> [What is asked]: Examine the entries and show every line in which the word "icon" is found.

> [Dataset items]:
# # # # # # #

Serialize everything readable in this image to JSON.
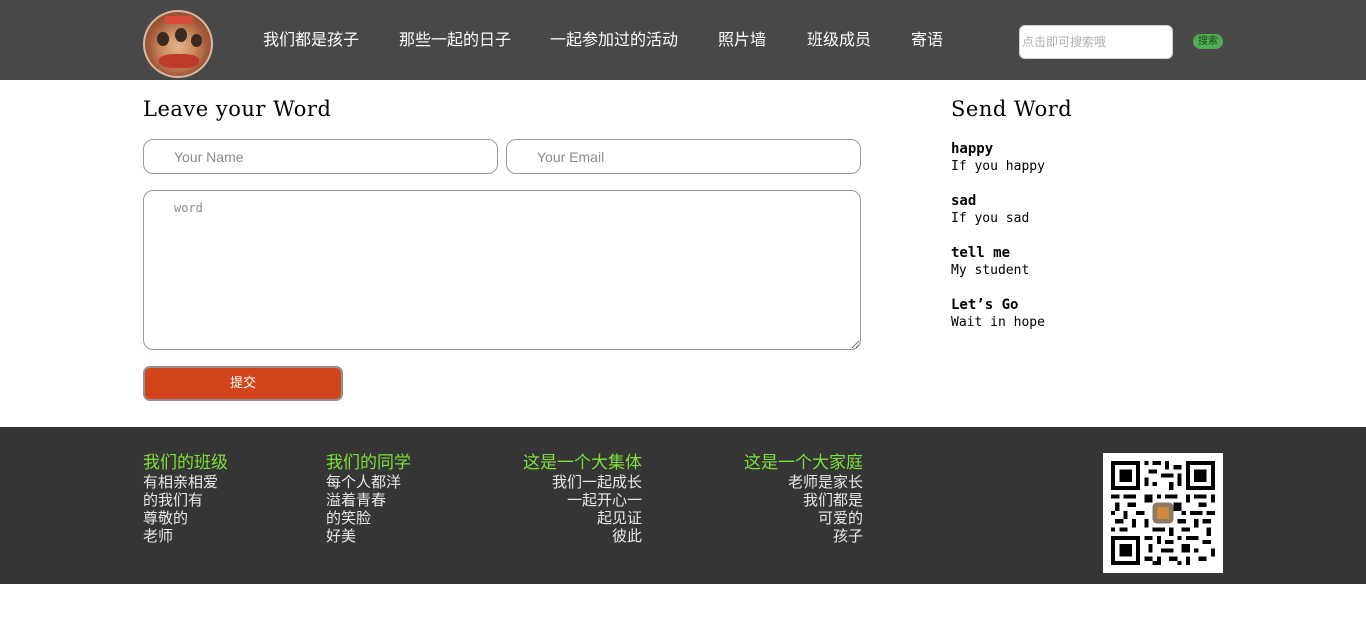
{
  "header": {
    "logo_icon": "class-photo-avatar-icon",
    "nav": [
      {
        "label": "我们都是孩子"
      },
      {
        "label": "那些一起的日子"
      },
      {
        "label": "一起参加过的活动"
      },
      {
        "label": "照片墙"
      },
      {
        "label": "班级成员"
      },
      {
        "label": "寄语"
      }
    ],
    "search_placeholder": "点击即可搜索哦",
    "search_button": "搜索"
  },
  "main": {
    "title": "Leave your Word",
    "name_placeholder": "Your Name",
    "email_placeholder": "Your Email",
    "word_placeholder": "word",
    "submit_label": "提交"
  },
  "sidebar": {
    "title": "Send Word",
    "entries": [
      {
        "title": "happy",
        "desc": "If you happy"
      },
      {
        "title": "sad",
        "desc": "If you sad"
      },
      {
        "title": "tell me",
        "desc": "My student"
      },
      {
        "title": "Let’s Go",
        "desc": "Wait in hope"
      }
    ]
  },
  "footer": {
    "columns": [
      {
        "title": "我们的班级",
        "lines": [
          "有相亲相爱",
          "的我们有",
          "尊敬的",
          "老师"
        ]
      },
      {
        "title": "我们的同学",
        "lines": [
          "每个人都洋",
          "溢着青春",
          "的笑脸",
          "好美"
        ]
      },
      {
        "title": "这是一个大集体",
        "lines": [
          "我们一起成长",
          "一起开心一",
          "起见证",
          "彼此"
        ]
      },
      {
        "title": "这是一个大家庭",
        "lines": [
          "老师是家长",
          "我们都是",
          "可爱的",
          "孩子"
        ]
      }
    ],
    "qr_icon": "qr-code-icon"
  },
  "colors": {
    "header_bg": "#484848",
    "footer_bg": "#353535",
    "accent_green": "#7fe03a",
    "submit_bg": "#d2441c",
    "search_button_bg": "#4caf50"
  }
}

# # # # # # #

> [Expected answer]:
    "logo_icon": "class-photo-avatar-icon",
    "qr_icon": "qr-code-icon"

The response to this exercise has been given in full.